[Dataset records]

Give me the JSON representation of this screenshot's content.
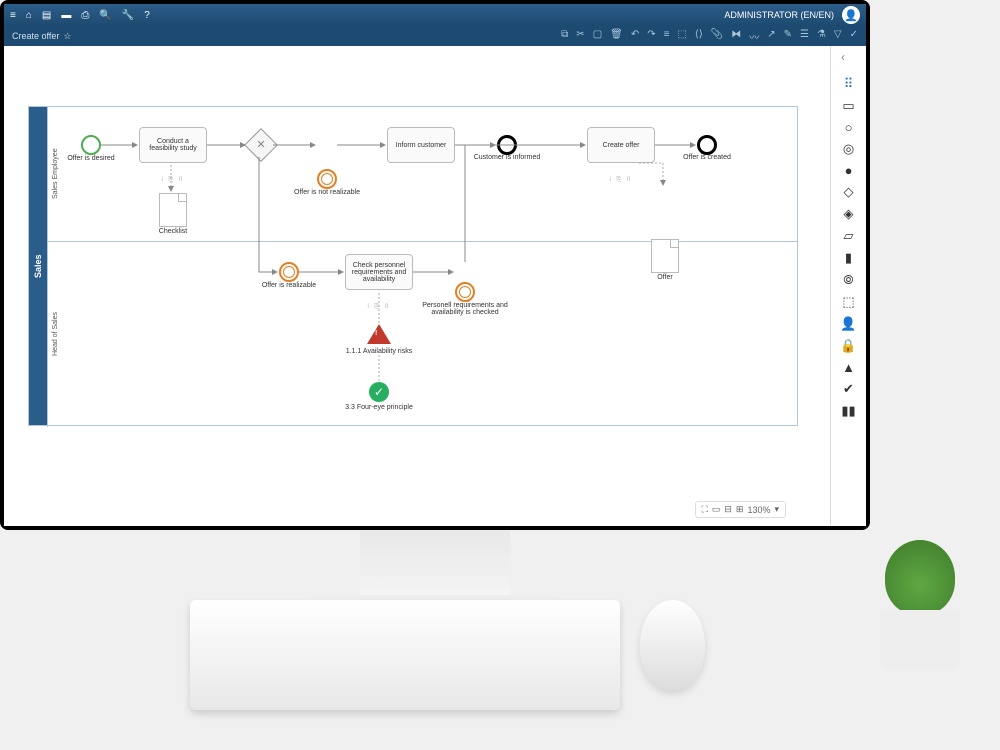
{
  "header": {
    "user": "ADMINISTRATOR (EN/EN)"
  },
  "breadcrumb": {
    "title": "Create offer"
  },
  "pool": {
    "name": "Sales",
    "lane1": "Sales Employee",
    "lane2": "Head of Sales"
  },
  "nodes": {
    "start": "Offer is desired",
    "feasibility": "Conduct a feasibility study",
    "checklist": "Checklist",
    "not_realizable": "Offer is not realizable",
    "inform": "Inform customer",
    "informed": "Customer is informed",
    "create": "Create offer",
    "created": "Offer is created",
    "offer_doc": "Offer",
    "realizable": "Offer is realizable",
    "check_personnel": "Check personnel requirements and availability",
    "checked": "Personell requirements and availability is checked",
    "risk": "1.1.1 Availability risks",
    "principle": "3.3 Four-eye principle"
  },
  "zoom": {
    "level": "130%"
  }
}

» Given instruction
Your copy should match the records word for word, with the pictures removed.

» Exercise result
Give me the JSON representation of this screenshot's content.
{
  "header": {
    "user": "ADMINISTRATOR (EN/EN)"
  },
  "breadcrumb": {
    "title": "Create offer"
  },
  "pool": {
    "name": "Sales",
    "lane1": "Sales Employee",
    "lane2": "Head of Sales"
  },
  "nodes": {
    "start": "Offer is desired",
    "feasibility": "Conduct a feasibility study",
    "checklist": "Checklist",
    "not_realizable": "Offer is not realizable",
    "inform": "Inform customer",
    "informed": "Customer is informed",
    "create": "Create offer",
    "created": "Offer is created",
    "offer_doc": "Offer",
    "realizable": "Offer is realizable",
    "check_personnel": "Check personnel requirements and availability",
    "checked": "Personell requirements and availability is checked",
    "risk": "1.1.1 Availability risks",
    "principle": "3.3 Four-eye principle"
  },
  "zoom": {
    "level": "130%"
  }
}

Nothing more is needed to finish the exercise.